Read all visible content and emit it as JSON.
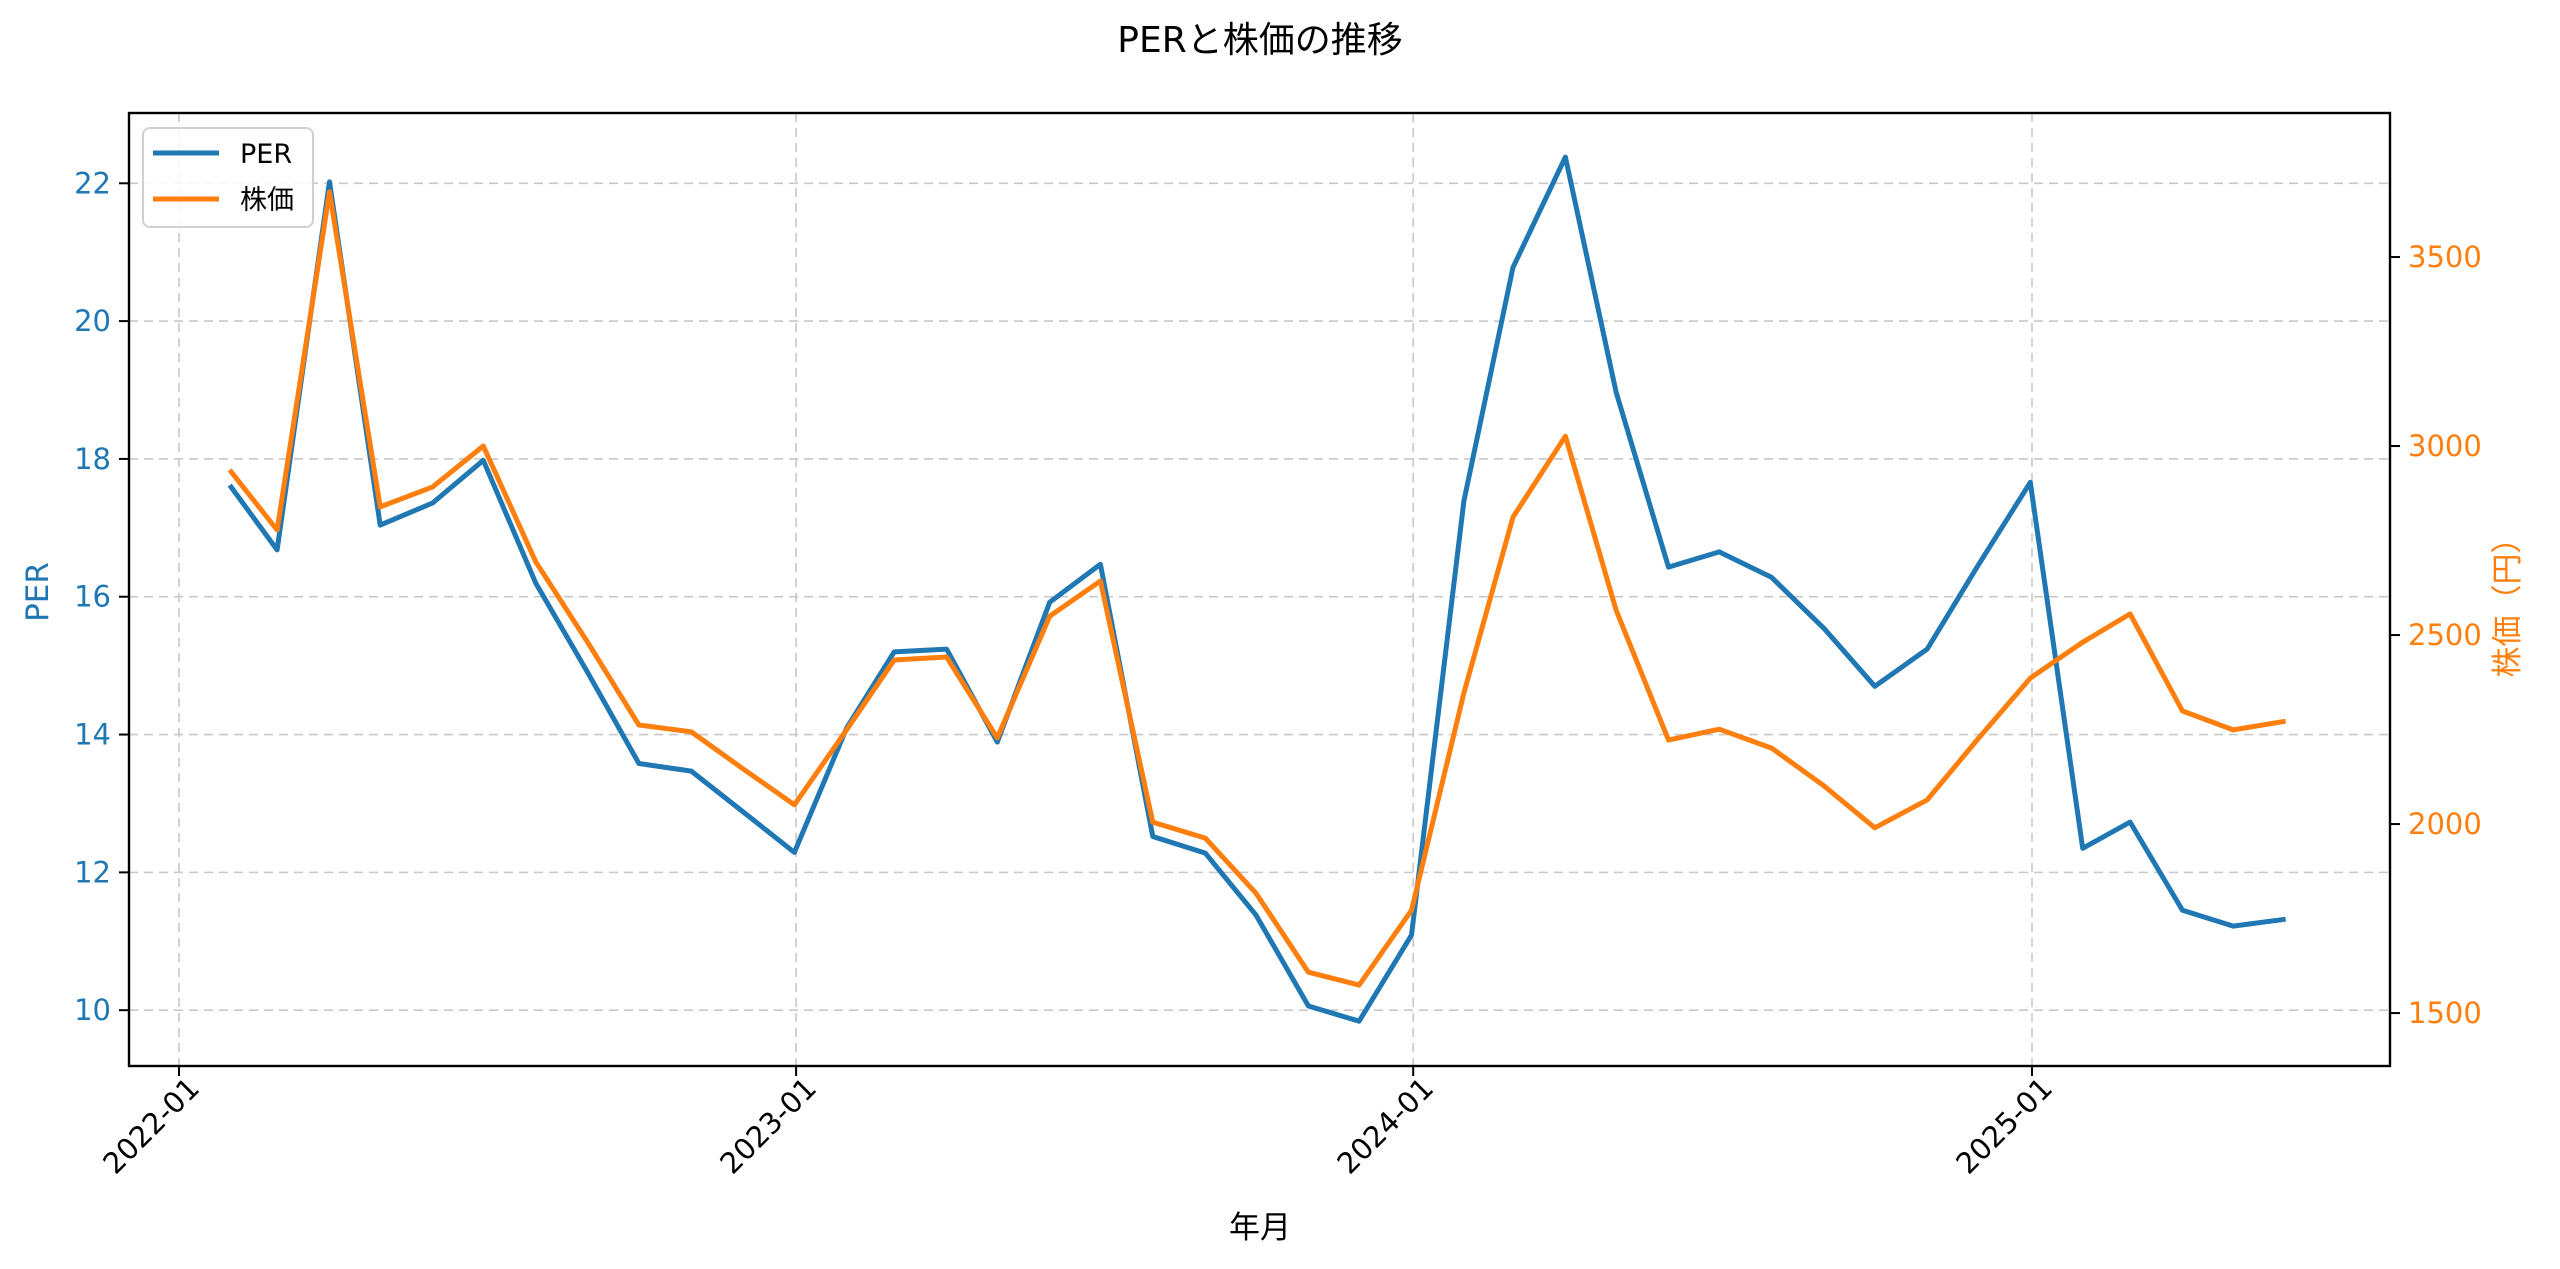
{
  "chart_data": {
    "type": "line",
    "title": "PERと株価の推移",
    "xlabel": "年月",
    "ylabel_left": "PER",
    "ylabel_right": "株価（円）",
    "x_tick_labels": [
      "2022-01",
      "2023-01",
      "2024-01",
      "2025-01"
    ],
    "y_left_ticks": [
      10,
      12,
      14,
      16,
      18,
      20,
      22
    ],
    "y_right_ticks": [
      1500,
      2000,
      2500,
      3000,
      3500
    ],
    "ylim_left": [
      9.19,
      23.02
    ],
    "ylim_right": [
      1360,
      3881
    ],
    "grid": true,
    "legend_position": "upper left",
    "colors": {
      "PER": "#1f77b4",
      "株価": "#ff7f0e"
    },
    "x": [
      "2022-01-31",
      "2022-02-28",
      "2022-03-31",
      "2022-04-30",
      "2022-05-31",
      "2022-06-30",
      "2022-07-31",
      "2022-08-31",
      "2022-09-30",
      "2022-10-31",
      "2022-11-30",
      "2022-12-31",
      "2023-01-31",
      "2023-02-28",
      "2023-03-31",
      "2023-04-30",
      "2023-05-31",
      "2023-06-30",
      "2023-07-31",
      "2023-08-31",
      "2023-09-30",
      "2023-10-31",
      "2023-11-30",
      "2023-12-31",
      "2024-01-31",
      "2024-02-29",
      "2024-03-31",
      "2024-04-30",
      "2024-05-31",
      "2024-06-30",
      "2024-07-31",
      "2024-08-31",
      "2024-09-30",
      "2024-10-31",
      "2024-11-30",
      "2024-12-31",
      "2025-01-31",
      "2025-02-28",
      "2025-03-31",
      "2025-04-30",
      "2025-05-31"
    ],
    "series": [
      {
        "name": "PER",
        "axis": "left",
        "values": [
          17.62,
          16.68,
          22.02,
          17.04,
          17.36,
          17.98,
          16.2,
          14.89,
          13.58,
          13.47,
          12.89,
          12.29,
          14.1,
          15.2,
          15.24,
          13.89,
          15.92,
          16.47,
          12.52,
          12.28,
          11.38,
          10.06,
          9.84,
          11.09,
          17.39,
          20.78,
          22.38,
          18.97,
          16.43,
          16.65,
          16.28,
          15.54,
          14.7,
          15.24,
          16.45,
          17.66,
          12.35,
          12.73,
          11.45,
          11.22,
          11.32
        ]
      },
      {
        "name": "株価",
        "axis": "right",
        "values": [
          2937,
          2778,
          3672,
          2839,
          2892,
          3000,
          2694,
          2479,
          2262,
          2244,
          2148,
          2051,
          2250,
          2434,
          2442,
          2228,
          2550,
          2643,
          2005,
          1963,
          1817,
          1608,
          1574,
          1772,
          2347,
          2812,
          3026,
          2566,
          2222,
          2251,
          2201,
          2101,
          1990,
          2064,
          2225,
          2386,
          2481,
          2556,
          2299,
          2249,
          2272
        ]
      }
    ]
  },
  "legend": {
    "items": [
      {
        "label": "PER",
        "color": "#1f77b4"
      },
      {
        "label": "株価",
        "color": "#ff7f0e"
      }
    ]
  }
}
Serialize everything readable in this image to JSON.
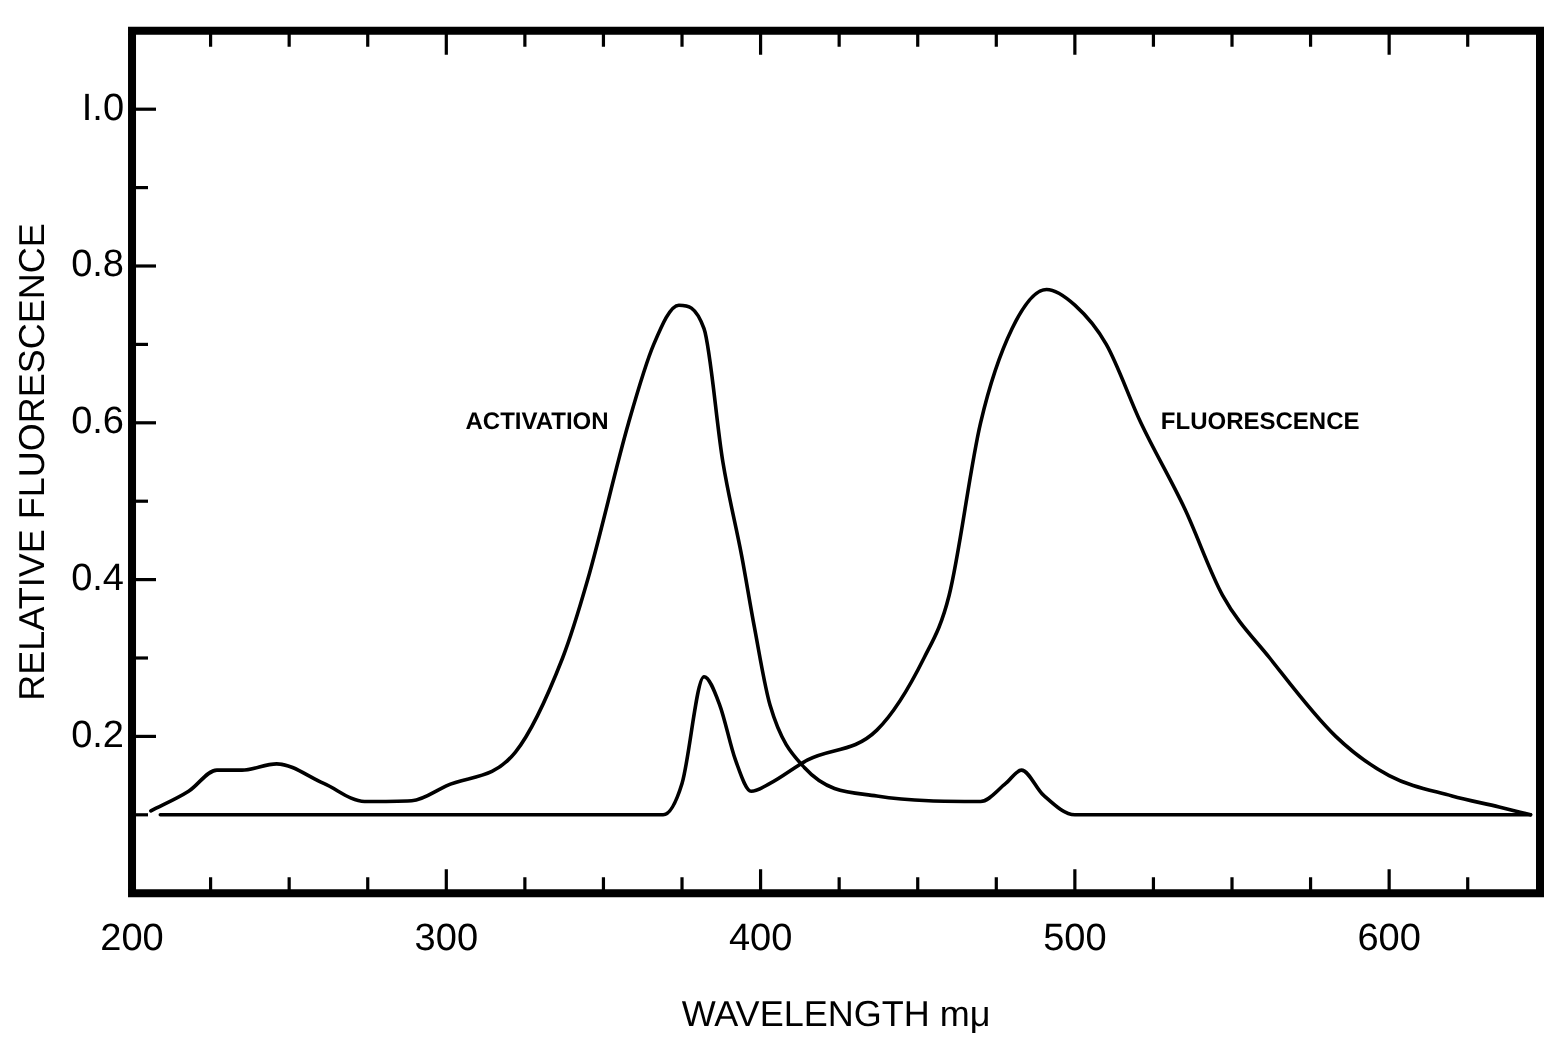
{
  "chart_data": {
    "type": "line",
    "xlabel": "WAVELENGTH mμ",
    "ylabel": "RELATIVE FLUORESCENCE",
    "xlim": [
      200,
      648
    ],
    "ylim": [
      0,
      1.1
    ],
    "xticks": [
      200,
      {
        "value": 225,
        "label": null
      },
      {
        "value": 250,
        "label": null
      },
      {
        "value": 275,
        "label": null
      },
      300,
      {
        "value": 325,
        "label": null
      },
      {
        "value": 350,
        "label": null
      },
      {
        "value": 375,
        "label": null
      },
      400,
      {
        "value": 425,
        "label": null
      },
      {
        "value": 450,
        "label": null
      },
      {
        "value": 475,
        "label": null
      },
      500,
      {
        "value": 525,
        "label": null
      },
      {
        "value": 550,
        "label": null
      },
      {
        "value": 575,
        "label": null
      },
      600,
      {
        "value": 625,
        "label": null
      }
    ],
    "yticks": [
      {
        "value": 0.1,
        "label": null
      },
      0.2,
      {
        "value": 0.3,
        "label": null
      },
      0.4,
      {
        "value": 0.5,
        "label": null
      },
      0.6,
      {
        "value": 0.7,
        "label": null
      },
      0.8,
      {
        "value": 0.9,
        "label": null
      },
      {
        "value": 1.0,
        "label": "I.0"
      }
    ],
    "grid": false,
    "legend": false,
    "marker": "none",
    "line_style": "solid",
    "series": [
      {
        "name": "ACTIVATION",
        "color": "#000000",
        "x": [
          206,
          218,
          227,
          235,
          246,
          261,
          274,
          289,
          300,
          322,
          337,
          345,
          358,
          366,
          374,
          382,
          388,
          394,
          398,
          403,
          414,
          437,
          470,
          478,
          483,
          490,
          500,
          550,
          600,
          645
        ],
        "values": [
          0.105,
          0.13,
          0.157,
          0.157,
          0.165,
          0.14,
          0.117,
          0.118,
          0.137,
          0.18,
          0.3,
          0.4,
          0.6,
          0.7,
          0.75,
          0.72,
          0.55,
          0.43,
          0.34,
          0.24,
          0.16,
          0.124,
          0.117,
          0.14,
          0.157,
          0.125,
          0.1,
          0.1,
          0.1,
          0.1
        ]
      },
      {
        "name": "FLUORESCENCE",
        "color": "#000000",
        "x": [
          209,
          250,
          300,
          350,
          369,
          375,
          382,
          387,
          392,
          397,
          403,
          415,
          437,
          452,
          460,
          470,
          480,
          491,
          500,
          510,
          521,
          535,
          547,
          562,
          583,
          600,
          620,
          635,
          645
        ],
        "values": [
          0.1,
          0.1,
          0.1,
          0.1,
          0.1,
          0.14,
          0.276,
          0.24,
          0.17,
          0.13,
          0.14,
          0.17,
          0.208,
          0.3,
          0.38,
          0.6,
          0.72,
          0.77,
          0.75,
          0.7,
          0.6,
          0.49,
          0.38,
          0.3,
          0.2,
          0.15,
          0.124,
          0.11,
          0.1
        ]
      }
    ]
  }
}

▶ _TASK STATEMENT_
Without the pictures, return all the records precisely as they stand.

▶ _THE OUTPUT_
Read all visible content and emit it as JSON.
{
  "chart_data": {
    "type": "line",
    "title": "PERと株価の推移",
    "xlabel": "年月",
    "ylabel_left": "PER",
    "ylabel_right": "株価（円）",
    "x_tick_labels": [
      "2022-01",
      "2023-01",
      "2024-01",
      "2025-01"
    ],
    "y_left_ticks": [
      10,
      12,
      14,
      16,
      18,
      20,
      22
    ],
    "y_right_ticks": [
      1500,
      2000,
      2500,
      3000,
      3500
    ],
    "ylim_left": [
      9.19,
      23.02
    ],
    "ylim_right": [
      1360,
      3881
    ],
    "grid": true,
    "legend_position": "upper left",
    "colors": {
      "PER": "#1f77b4",
      "株価": "#ff7f0e"
    },
    "x": [
      "2022-01-31",
      "2022-02-28",
      "2022-03-31",
      "2022-04-30",
      "2022-05-31",
      "2022-06-30",
      "2022-07-31",
      "2022-08-31",
      "2022-09-30",
      "2022-10-31",
      "2022-11-30",
      "2022-12-31",
      "2023-01-31",
      "2023-02-28",
      "2023-03-31",
      "2023-04-30",
      "2023-05-31",
      "2023-06-30",
      "2023-07-31",
      "2023-08-31",
      "2023-09-30",
      "2023-10-31",
      "2023-11-30",
      "2023-12-31",
      "2024-01-31",
      "2024-02-29",
      "2024-03-31",
      "2024-04-30",
      "2024-05-31",
      "2024-06-30",
      "2024-07-31",
      "2024-08-31",
      "2024-09-30",
      "2024-10-31",
      "2024-11-30",
      "2024-12-31",
      "2025-01-31",
      "2025-02-28",
      "2025-03-31",
      "2025-04-30",
      "2025-05-31"
    ],
    "series": [
      {
        "name": "PER",
        "axis": "left",
        "values": [
          17.62,
          16.68,
          22.02,
          17.04,
          17.36,
          17.98,
          16.2,
          14.89,
          13.58,
          13.47,
          12.89,
          12.29,
          14.1,
          15.2,
          15.24,
          13.89,
          15.92,
          16.47,
          12.52,
          12.28,
          11.38,
          10.06,
          9.84,
          11.09,
          17.39,
          20.78,
          22.38,
          18.97,
          16.43,
          16.65,
          16.28,
          15.54,
          14.7,
          15.24,
          16.45,
          17.66,
          12.35,
          12.73,
          11.45,
          11.22,
          11.32
        ]
      },
      {
        "name": "株価",
        "axis": "right",
        "values": [
          2937,
          2778,
          3672,
          2839,
          2892,
          3000,
          2694,
          2479,
          2262,
          2244,
          2148,
          2051,
          2250,
          2434,
          2442,
          2228,
          2550,
          2643,
          2005,
          1963,
          1817,
          1608,
          1574,
          1772,
          2347,
          2812,
          3026,
          2566,
          2222,
          2251,
          2201,
          2101,
          1990,
          2064,
          2225,
          2386,
          2481,
          2556,
          2299,
          2249,
          2272
        ]
      }
    ]
  },
  "legend": {
    "items": [
      {
        "label": "PER",
        "color": "#1f77b4"
      },
      {
        "label": "株価",
        "color": "#ff7f0e"
      }
    ]
  }
}
Serialize everything readable in this image to JSON.
{
  "chart_data": {
    "type": "line",
    "xlabel": "WAVELENGTH mμ",
    "ylabel": "RELATIVE FLUORESCENCE",
    "xlim": [
      200,
      648
    ],
    "ylim": [
      0,
      1.1
    ],
    "xticks": [
      200,
      {
        "value": 225,
        "label": null
      },
      {
        "value": 250,
        "label": null
      },
      {
        "value": 275,
        "label": null
      },
      300,
      {
        "value": 325,
        "label": null
      },
      {
        "value": 350,
        "label": null
      },
      {
        "value": 375,
        "label": null
      },
      400,
      {
        "value": 425,
        "label": null
      },
      {
        "value": 450,
        "label": null
      },
      {
        "value": 475,
        "label": null
      },
      500,
      {
        "value": 525,
        "label": null
      },
      {
        "value": 550,
        "label": null
      },
      {
        "value": 575,
        "label": null
      },
      600,
      {
        "value": 625,
        "label": null
      }
    ],
    "yticks": [
      {
        "value": 0.1,
        "label": null
      },
      0.2,
      {
        "value": 0.3,
        "label": null
      },
      0.4,
      {
        "value": 0.5,
        "label": null
      },
      0.6,
      {
        "value": 0.7,
        "label": null
      },
      0.8,
      {
        "value": 0.9,
        "label": null
      },
      {
        "value": 1.0,
        "label": "I.0"
      }
    ],
    "grid": false,
    "legend": false,
    "marker": "none",
    "line_style": "solid",
    "series": [
      {
        "name": "ACTIVATION",
        "color": "#000000",
        "x": [
          206,
          218,
          227,
          235,
          246,
          261,
          274,
          289,
          300,
          322,
          337,
          345,
          358,
          366,
          374,
          382,
          388,
          394,
          398,
          403,
          414,
          437,
          470,
          478,
          483,
          490,
          500,
          550,
          600,
          645
        ],
        "values": [
          0.105,
          0.13,
          0.157,
          0.157,
          0.165,
          0.14,
          0.117,
          0.118,
          0.137,
          0.18,
          0.3,
          0.4,
          0.6,
          0.7,
          0.75,
          0.72,
          0.55,
          0.43,
          0.34,
          0.24,
          0.16,
          0.124,
          0.117,
          0.14,
          0.157,
          0.125,
          0.1,
          0.1,
          0.1,
          0.1
        ]
      },
      {
        "name": "FLUORESCENCE",
        "color": "#000000",
        "x": [
          209,
          250,
          300,
          350,
          369,
          375,
          382,
          387,
          392,
          397,
          403,
          415,
          437,
          452,
          460,
          470,
          480,
          491,
          500,
          510,
          521,
          535,
          547,
          562,
          583,
          600,
          620,
          635,
          645
        ],
        "values": [
          0.1,
          0.1,
          0.1,
          0.1,
          0.1,
          0.14,
          0.276,
          0.24,
          0.17,
          0.13,
          0.14,
          0.17,
          0.208,
          0.3,
          0.38,
          0.6,
          0.72,
          0.77,
          0.75,
          0.7,
          0.6,
          0.49,
          0.38,
          0.3,
          0.2,
          0.15,
          0.124,
          0.11,
          0.1
        ]
      }
    ]
  }
}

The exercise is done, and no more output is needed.